## Text block
Cole Hadon has an interesting newsletter, as is normal from him, entitled F&ck Your Facts about the place that facts play in fiction. He is channeling Warner Herzog and the concept of ecstatic truth:
Today, I want to share with you his theory of storytelling, which informs every work of art he creates. It involves an idea he describes as ecstatic truth, which is a rejection of facts in favor of a greater truth.
Or, as the author André Gide once wrote, “I modify facts to such a degree that they resemble truth more than reality."
Well, maybe not.
Herzog quite often explains his philosophy by citing this Gide quote, but no one has ever been able to source it. When Herzog has been challenged about this, he likes to say some version of, “I may have made it up.”
And there you go: Herzog’s ecstatic truth as a kind of performance art predicated on a lie to express a deeper truth.
I bring up ecstatic truth because it echoes something I have been preaching to artists for years:
“Don’t let facts get in the way of the truth.”
Now, let’s get a couple of things out of the way first. Cole Haddon is an accomplished script writer and show runner. Warner Herzog is, well Warner Herzog. I am neither of those things. It does say Failed Writer’s Journey on the door, after all.
But.
But I cannot shake the discomfort this idea stirs in me. Perhaps it is just my overly pedantic nature, or perhaps it is the history nerd in me, but the idea that facts are unrelated or not as important as “the truth” really bothers me.
Of course, not all facts are created equal. We are learning new things about history all the time, and we will be amazed tomorrow at what we knew to be true today. And movies are entertainment with limited scope for telling their stories. Not every fact is going to fit, and every fact left on the floor is a choice made to shape the story told. I do not deny these truths, nor do I think movies are lessor because of the need to bow to these realities. But I am concerned that completely ignoring facts in historical movies gives a weight to the “truth” that the artist wants to convey that it does not deserve.

## Exercise goal
Copy word for word the part of the post on facts in fiction that opens with the words containing "Or, as the author" and closes with "door, after all.".

## Extracted entries
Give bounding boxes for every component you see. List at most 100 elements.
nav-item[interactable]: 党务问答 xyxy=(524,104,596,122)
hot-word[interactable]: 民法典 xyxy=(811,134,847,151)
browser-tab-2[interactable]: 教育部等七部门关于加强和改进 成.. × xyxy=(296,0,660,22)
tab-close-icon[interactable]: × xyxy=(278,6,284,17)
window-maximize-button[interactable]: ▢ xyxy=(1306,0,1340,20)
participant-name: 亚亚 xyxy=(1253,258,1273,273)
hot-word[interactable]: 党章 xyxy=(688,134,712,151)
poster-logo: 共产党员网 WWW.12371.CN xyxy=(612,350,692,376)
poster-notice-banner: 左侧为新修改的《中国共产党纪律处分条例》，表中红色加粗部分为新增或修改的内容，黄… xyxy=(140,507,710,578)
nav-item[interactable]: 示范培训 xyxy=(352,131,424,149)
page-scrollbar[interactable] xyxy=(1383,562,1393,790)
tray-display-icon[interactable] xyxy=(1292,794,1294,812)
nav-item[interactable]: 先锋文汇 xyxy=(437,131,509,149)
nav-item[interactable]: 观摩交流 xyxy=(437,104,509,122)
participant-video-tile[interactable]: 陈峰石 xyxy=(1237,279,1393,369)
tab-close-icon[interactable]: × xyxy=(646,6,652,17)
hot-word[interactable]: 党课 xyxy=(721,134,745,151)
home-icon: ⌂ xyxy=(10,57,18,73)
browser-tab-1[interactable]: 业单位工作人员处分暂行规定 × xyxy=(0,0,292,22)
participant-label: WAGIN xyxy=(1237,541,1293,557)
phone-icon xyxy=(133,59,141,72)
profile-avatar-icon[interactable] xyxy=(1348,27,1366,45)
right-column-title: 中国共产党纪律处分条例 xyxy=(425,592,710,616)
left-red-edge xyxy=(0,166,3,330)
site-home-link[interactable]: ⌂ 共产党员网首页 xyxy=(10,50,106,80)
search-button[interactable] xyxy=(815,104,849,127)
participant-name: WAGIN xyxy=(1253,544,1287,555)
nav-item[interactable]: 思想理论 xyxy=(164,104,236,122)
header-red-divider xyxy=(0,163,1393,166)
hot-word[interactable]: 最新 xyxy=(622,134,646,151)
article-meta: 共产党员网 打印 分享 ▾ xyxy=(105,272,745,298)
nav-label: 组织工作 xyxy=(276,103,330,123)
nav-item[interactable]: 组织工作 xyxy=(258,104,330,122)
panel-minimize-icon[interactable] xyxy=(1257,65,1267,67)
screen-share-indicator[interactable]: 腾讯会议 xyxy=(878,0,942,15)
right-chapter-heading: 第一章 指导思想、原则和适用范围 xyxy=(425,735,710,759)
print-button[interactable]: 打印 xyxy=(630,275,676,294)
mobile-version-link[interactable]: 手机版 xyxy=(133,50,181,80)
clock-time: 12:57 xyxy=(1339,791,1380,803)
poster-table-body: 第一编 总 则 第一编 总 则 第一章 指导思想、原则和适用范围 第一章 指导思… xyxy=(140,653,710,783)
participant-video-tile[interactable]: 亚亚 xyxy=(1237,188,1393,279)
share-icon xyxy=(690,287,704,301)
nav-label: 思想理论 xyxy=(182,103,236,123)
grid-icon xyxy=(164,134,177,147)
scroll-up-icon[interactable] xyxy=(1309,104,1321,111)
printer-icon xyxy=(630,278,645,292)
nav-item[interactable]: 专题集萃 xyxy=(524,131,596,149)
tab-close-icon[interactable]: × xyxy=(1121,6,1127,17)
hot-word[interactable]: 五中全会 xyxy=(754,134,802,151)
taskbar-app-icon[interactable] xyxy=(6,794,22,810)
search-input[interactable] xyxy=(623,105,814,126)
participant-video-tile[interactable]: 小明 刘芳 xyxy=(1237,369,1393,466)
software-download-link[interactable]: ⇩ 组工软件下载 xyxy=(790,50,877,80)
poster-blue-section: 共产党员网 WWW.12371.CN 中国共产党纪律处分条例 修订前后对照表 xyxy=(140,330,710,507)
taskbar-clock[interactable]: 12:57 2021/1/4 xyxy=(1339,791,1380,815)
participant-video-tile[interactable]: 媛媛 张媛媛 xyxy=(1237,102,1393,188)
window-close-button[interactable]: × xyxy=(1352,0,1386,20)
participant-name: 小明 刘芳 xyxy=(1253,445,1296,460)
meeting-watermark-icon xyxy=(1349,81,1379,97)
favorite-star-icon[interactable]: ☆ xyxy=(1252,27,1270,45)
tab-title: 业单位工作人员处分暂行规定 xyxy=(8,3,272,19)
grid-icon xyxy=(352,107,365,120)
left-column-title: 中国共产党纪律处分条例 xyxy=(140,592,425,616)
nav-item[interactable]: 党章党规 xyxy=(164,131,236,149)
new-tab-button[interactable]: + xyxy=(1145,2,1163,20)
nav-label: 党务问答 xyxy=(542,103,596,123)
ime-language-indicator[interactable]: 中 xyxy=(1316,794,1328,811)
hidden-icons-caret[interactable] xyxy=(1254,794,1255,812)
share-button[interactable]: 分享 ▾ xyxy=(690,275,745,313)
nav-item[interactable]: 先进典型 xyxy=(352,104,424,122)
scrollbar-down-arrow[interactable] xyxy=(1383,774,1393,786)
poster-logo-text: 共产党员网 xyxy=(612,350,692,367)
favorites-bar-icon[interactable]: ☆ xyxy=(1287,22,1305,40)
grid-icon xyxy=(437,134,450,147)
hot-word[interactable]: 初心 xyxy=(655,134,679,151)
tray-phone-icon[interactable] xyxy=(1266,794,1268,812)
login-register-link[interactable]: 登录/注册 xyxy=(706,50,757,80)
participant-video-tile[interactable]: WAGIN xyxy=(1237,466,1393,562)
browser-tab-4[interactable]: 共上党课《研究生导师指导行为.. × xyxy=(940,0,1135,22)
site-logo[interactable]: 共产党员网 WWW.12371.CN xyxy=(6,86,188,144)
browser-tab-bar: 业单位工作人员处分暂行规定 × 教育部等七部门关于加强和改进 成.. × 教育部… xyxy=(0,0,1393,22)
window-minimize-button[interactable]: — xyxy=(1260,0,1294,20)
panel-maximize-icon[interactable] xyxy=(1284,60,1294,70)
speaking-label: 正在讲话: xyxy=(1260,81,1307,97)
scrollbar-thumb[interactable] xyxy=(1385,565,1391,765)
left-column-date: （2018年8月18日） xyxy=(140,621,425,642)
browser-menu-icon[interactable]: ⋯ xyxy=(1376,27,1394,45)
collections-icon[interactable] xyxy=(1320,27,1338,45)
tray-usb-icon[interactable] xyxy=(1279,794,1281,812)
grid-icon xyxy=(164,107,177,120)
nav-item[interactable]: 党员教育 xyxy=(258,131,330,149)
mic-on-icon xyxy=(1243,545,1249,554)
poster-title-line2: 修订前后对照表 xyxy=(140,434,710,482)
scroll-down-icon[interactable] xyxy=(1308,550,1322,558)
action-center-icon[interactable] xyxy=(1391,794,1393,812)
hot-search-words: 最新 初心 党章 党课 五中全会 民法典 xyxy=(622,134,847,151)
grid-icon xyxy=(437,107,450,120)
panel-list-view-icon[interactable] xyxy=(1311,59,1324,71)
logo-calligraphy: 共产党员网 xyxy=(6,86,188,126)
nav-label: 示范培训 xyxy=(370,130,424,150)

## Exercise solution
Or, as the author André Gide once wrote, “I modify facts to such a degree that they resemble truth more than reality."
Well, maybe not.
Herzog quite often explains his philosophy by citing this Gide quote, but no one has ever been able to source it. When Herzog has been challenged about this, he likes to say some version of, “I may have made it up.”
And there you go: Herzog’s ecstatic truth as a kind of performance art predicated on a lie to express a deeper truth.
I bring up ecstatic truth because it echoes something I have been preaching to artists for years:
“Don’t let facts get in the way of the truth.”
Now, let’s get a couple of things out of the way first. Cole Haddon is an accomplished script writer and show runner. Warner Herzog is, well Warner Herzog. I am neither of those things. It does say Failed Writer’s Journey on the door, after all.